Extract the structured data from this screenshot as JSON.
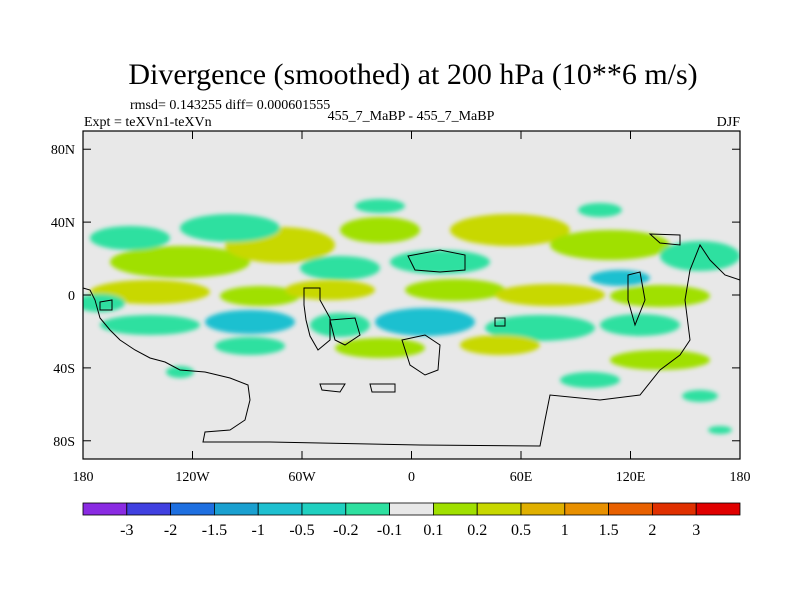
{
  "chart_data": {
    "type": "heatmap",
    "title": "Divergence (smoothed) at 200 hPa (10**6 m/s)",
    "stats_text": "rmsd= 0.143255 diff= 0.000601555",
    "left_label": "Expt = teXVn1-teXVn",
    "center_label": "455_7_MaBP - 455_7_MaBP",
    "right_label": "DJF",
    "x_axis": {
      "range": [
        -180,
        180
      ],
      "ticks": [
        -180,
        -120,
        -60,
        0,
        60,
        120,
        180
      ],
      "tick_labels": [
        "180",
        "120W",
        "60W",
        "0",
        "60E",
        "120E",
        "180"
      ]
    },
    "y_axis": {
      "range": [
        -90,
        90
      ],
      "ticks": [
        80,
        40,
        0,
        -40,
        -80
      ],
      "tick_labels": [
        "80N",
        "40N",
        "0",
        "40S",
        "80S"
      ]
    },
    "colorbar": {
      "bounds": [
        -3,
        -2,
        -1.5,
        -1,
        -0.5,
        -0.2,
        -0.1,
        0.1,
        0.2,
        0.5,
        1,
        1.5,
        2,
        3
      ],
      "labels": [
        "-3",
        "-2",
        "-1.5",
        "-1",
        "-0.5",
        "-0.2",
        "-0.1",
        "0.1",
        "0.2",
        "0.5",
        "1",
        "1.5",
        "2",
        "3"
      ],
      "colors": [
        "#8a2be2",
        "#4040e0",
        "#1e6fe0",
        "#1aa0d0",
        "#1ec0d0",
        "#20d0c0",
        "#2ee0a0",
        "#e8e8e8",
        "#a0e000",
        "#c8d800",
        "#e0b000",
        "#e89000",
        "#e86000",
        "#e03000",
        "#e00000"
      ]
    },
    "features": [
      {
        "name": "positive-blob",
        "lon": -115,
        "lat": 27,
        "value": 0.5
      },
      {
        "name": "positive-blob",
        "lon": -70,
        "lat": 22,
        "value": 0.3
      },
      {
        "name": "positive-blob",
        "lon": 55,
        "lat": 28,
        "value": 0.4
      },
      {
        "name": "positive-blob",
        "lon": 130,
        "lat": 25,
        "value": 0.5
      },
      {
        "name": "positive-blob",
        "lon": -140,
        "lat": 5,
        "value": 0.6
      },
      {
        "name": "positive-blob",
        "lon": -50,
        "lat": 3,
        "value": 0.4
      },
      {
        "name": "positive-blob",
        "lon": 75,
        "lat": 5,
        "value": 0.5
      },
      {
        "name": "positive-blob",
        "lon": -20,
        "lat": -28,
        "value": 0.3
      },
      {
        "name": "positive-blob",
        "lon": 130,
        "lat": -38,
        "value": 0.4
      },
      {
        "name": "negative-blob",
        "lon": -95,
        "lat": 32,
        "value": -0.5
      },
      {
        "name": "negative-blob",
        "lon": -150,
        "lat": 38,
        "value": -0.3
      },
      {
        "name": "negative-blob",
        "lon": 10,
        "lat": 20,
        "value": -0.4
      },
      {
        "name": "negative-blob",
        "lon": 115,
        "lat": 8,
        "value": -0.4
      },
      {
        "name": "negative-blob",
        "lon": -40,
        "lat": -15,
        "value": -0.5
      },
      {
        "name": "negative-blob",
        "lon": 35,
        "lat": -15,
        "value": -0.4
      },
      {
        "name": "negative-blob",
        "lon": -120,
        "lat": -20,
        "value": -0.3
      },
      {
        "name": "negative-blob",
        "lon": 90,
        "lat": -22,
        "value": -0.3
      },
      {
        "name": "negative-blob",
        "lon": 150,
        "lat": -30,
        "value": -0.3
      }
    ]
  }
}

#### [EXERCISE]
Reproduce the records verbatim, omitting all images they contain.

#### [ANSWER FOR THE TASK]
Extract the structured data from this screenshot as JSON.
{
  "chart_data": {
    "type": "heatmap",
    "title": "Divergence (smoothed) at 200 hPa (10**6 m/s)",
    "stats_text": "rmsd= 0.143255 diff= 0.000601555",
    "left_label": "Expt = teXVn1-teXVn",
    "center_label": "455_7_MaBP - 455_7_MaBP",
    "right_label": "DJF",
    "x_axis": {
      "range": [
        -180,
        180
      ],
      "ticks": [
        -180,
        -120,
        -60,
        0,
        60,
        120,
        180
      ],
      "tick_labels": [
        "180",
        "120W",
        "60W",
        "0",
        "60E",
        "120E",
        "180"
      ]
    },
    "y_axis": {
      "range": [
        -90,
        90
      ],
      "ticks": [
        80,
        40,
        0,
        -40,
        -80
      ],
      "tick_labels": [
        "80N",
        "40N",
        "0",
        "40S",
        "80S"
      ]
    },
    "colorbar": {
      "bounds": [
        -3,
        -2,
        -1.5,
        -1,
        -0.5,
        -0.2,
        -0.1,
        0.1,
        0.2,
        0.5,
        1,
        1.5,
        2,
        3
      ],
      "labels": [
        "-3",
        "-2",
        "-1.5",
        "-1",
        "-0.5",
        "-0.2",
        "-0.1",
        "0.1",
        "0.2",
        "0.5",
        "1",
        "1.5",
        "2",
        "3"
      ],
      "colors": [
        "#8a2be2",
        "#4040e0",
        "#1e6fe0",
        "#1aa0d0",
        "#1ec0d0",
        "#20d0c0",
        "#2ee0a0",
        "#e8e8e8",
        "#a0e000",
        "#c8d800",
        "#e0b000",
        "#e89000",
        "#e86000",
        "#e03000",
        "#e00000"
      ]
    },
    "features": [
      {
        "name": "positive-blob",
        "lon": -115,
        "lat": 27,
        "value": 0.5
      },
      {
        "name": "positive-blob",
        "lon": -70,
        "lat": 22,
        "value": 0.3
      },
      {
        "name": "positive-blob",
        "lon": 55,
        "lat": 28,
        "value": 0.4
      },
      {
        "name": "positive-blob",
        "lon": 130,
        "lat": 25,
        "value": 0.5
      },
      {
        "name": "positive-blob",
        "lon": -140,
        "lat": 5,
        "value": 0.6
      },
      {
        "name": "positive-blob",
        "lon": -50,
        "lat": 3,
        "value": 0.4
      },
      {
        "name": "positive-blob",
        "lon": 75,
        "lat": 5,
        "value": 0.5
      },
      {
        "name": "positive-blob",
        "lon": -20,
        "lat": -28,
        "value": 0.3
      },
      {
        "name": "positive-blob",
        "lon": 130,
        "lat": -38,
        "value": 0.4
      },
      {
        "name": "negative-blob",
        "lon": -95,
        "lat": 32,
        "value": -0.5
      },
      {
        "name": "negative-blob",
        "lon": -150,
        "lat": 38,
        "value": -0.3
      },
      {
        "name": "negative-blob",
        "lon": 10,
        "lat": 20,
        "value": -0.4
      },
      {
        "name": "negative-blob",
        "lon": 115,
        "lat": 8,
        "value": -0.4
      },
      {
        "name": "negative-blob",
        "lon": -40,
        "lat": -15,
        "value": -0.5
      },
      {
        "name": "negative-blob",
        "lon": 35,
        "lat": -15,
        "value": -0.4
      },
      {
        "name": "negative-blob",
        "lon": -120,
        "lat": -20,
        "value": -0.3
      },
      {
        "name": "negative-blob",
        "lon": 90,
        "lat": -22,
        "value": -0.3
      },
      {
        "name": "negative-blob",
        "lon": 150,
        "lat": -30,
        "value": -0.3
      }
    ]
  }
}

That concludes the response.